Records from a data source
● ● ● ● ●

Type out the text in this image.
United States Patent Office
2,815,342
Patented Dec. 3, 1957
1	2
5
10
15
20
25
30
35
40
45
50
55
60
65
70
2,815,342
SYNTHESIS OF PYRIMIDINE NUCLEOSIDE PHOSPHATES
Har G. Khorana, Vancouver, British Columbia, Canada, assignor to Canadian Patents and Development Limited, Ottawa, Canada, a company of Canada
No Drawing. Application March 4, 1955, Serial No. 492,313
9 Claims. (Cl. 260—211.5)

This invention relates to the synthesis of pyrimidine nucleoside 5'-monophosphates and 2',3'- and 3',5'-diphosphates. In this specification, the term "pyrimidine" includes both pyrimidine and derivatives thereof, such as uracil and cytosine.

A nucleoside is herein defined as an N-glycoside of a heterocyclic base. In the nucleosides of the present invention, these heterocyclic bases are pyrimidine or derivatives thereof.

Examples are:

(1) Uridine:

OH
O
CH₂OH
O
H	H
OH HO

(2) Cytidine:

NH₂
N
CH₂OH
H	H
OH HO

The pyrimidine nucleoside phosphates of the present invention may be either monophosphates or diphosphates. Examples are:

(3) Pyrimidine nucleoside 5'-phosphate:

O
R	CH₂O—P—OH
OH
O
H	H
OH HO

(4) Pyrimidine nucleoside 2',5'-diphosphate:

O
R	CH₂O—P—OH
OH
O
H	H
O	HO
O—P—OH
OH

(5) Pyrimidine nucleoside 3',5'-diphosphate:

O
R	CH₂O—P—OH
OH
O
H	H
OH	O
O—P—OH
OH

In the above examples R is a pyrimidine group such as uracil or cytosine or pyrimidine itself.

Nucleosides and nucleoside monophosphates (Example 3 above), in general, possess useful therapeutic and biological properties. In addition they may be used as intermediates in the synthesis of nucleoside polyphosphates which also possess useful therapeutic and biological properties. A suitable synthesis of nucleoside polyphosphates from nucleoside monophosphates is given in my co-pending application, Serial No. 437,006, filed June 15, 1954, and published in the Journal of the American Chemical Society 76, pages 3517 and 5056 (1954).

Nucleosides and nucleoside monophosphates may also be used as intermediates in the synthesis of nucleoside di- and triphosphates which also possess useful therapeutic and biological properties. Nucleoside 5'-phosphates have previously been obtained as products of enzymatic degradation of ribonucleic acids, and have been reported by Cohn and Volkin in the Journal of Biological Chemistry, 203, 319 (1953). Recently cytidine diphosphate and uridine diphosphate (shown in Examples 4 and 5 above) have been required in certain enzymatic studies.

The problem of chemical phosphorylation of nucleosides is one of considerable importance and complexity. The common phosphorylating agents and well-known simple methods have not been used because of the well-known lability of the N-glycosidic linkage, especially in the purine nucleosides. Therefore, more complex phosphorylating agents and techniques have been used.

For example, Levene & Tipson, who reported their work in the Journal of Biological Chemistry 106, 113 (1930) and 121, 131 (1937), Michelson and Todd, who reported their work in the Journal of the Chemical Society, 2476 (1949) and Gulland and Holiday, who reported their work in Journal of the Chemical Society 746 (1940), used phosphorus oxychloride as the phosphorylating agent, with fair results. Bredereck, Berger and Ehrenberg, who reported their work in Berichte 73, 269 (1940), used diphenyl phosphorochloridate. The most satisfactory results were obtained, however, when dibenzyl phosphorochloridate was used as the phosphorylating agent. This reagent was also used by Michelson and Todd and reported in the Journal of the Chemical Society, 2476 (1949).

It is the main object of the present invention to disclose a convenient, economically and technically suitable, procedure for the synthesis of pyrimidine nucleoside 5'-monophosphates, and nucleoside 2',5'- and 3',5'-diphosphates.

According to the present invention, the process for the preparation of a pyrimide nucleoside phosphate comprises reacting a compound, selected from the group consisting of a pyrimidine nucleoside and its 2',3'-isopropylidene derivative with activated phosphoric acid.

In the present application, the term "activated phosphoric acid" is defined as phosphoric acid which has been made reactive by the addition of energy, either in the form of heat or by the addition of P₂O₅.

● ● ● ● ●

Brief: Quote each line of the listing above exactly.

Correct output:
Type out the text in this image.
United States Patent Office
2,815,342
Patented Dec. 3, 1957
1	2
5
10
15
20
25
30
35
40
45
50
55
60
65
70
2,815,342
SYNTHESIS OF PYRIMIDINE NUCLEOSIDE PHOSPHATES
Har G. Khorana, Vancouver, British Columbia, Canada, assignor to Canadian Patents and Development Limited, Ottawa, Canada, a company of Canada
No Drawing. Application March 4, 1955, Serial No. 492,313
9 Claims. (Cl. 260—211.5)

This invention relates to the synthesis of pyrimidine nucleoside 5'-monophosphates and 2',3'- and 3',5'-diphosphates. In this specification, the term "pyrimidine" includes both pyrimidine and derivatives thereof, such as uracil and cytosine.

A nucleoside is herein defined as an N-glycoside of a heterocyclic base. In the nucleosides of the present invention, these heterocyclic bases are pyrimidine or derivatives thereof.

Examples are:

(1) Uridine:

OH
O
CH₂OH
O
H	H
OH HO

(2) Cytidine:

NH₂
N
CH₂OH
H	H
OH HO

The pyrimidine nucleoside phosphates of the present invention may be either monophosphates or diphosphates. Examples are:

(3) Pyrimidine nucleoside 5'-phosphate:

O
R	CH₂O—P—OH
OH
O
H	H
OH HO

(4) Pyrimidine nucleoside 2',5'-diphosphate:

O
R	CH₂O—P—OH
OH
O
H	H
O	HO
O—P—OH
OH

(5) Pyrimidine nucleoside 3',5'-diphosphate:

O
R	CH₂O—P—OH
OH
O
H	H
OH	O
O—P—OH
OH

In the above examples R is a pyrimidine group such as uracil or cytosine or pyrimidine itself.

Nucleosides and nucleoside monophosphates (Example 3 above), in general, possess useful therapeutic and biological properties. In addition they may be used as intermediates in the synthesis of nucleoside polyphosphates which also possess useful therapeutic and biological properties. A suitable synthesis of nucleoside polyphosphates from nucleoside monophosphates is given in my co-pending application, Serial No. 437,006, filed June 15, 1954, and published in the Journal of the American Chemical Society 76, pages 3517 and 5056 (1954).

Nucleosides and nucleoside monophosphates may also be used as intermediates in the synthesis of nucleoside di- and triphosphates which also possess useful therapeutic and biological properties. Nucleoside 5'-phosphates have previously been obtained as products of enzymatic degradation of ribonucleic acids, and have been reported by Cohn and Volkin in the Journal of Biological Chemistry, 203, 319 (1953). Recently cytidine diphosphate and uridine diphosphate (shown in Examples 4 and 5 above) have been required in certain enzymatic studies.

The problem of chemical phosphorylation of nucleosides is one of considerable importance and complexity. The common phosphorylating agents and well-known simple methods have not been used because of the well-known lability of the N-glycosidic linkage, especially in the purine nucleosides. Therefore, more complex phosphorylating agents and techniques have been used.

For example, Levene & Tipson, who reported their work in the Journal of Biological Chemistry 106, 113 (1930) and 121, 131 (1937), Michelson and Todd, who reported their work in the Journal of the Chemical Society, 2476 (1949) and Gulland and Holiday, who reported their work in Journal of the Chemical Society 746 (1940), used phosphorus oxychloride as the phosphorylating agent, with fair results. Bredereck, Berger and Ehrenberg, who reported their work in Berichte 73, 269 (1940), used diphenyl phosphorochloridate. The most satisfactory results were obtained, however, when dibenzyl phosphorochloridate was used as the phosphorylating agent. This reagent was also used by Michelson and Todd and reported in the Journal of the Chemical Society, 2476 (1949).

It is the main object of the present invention to disclose a convenient, economically and technically suitable, procedure for the synthesis of pyrimidine nucleoside 5'-monophosphates, and nucleoside 2',5'- and 3',5'-diphosphates.

According to the present invention, the process for the preparation of a pyrimide nucleoside phosphate comprises reacting a compound, selected from the group consisting of a pyrimidine nucleoside and its 2',3'-isopropylidene derivative with activated phosphoric acid.

In the present application, the term "activated phosphoric acid" is defined as phosphoric acid which has been made reactive by the addition of energy, either in the form of heat or by the addition of P₂O₅.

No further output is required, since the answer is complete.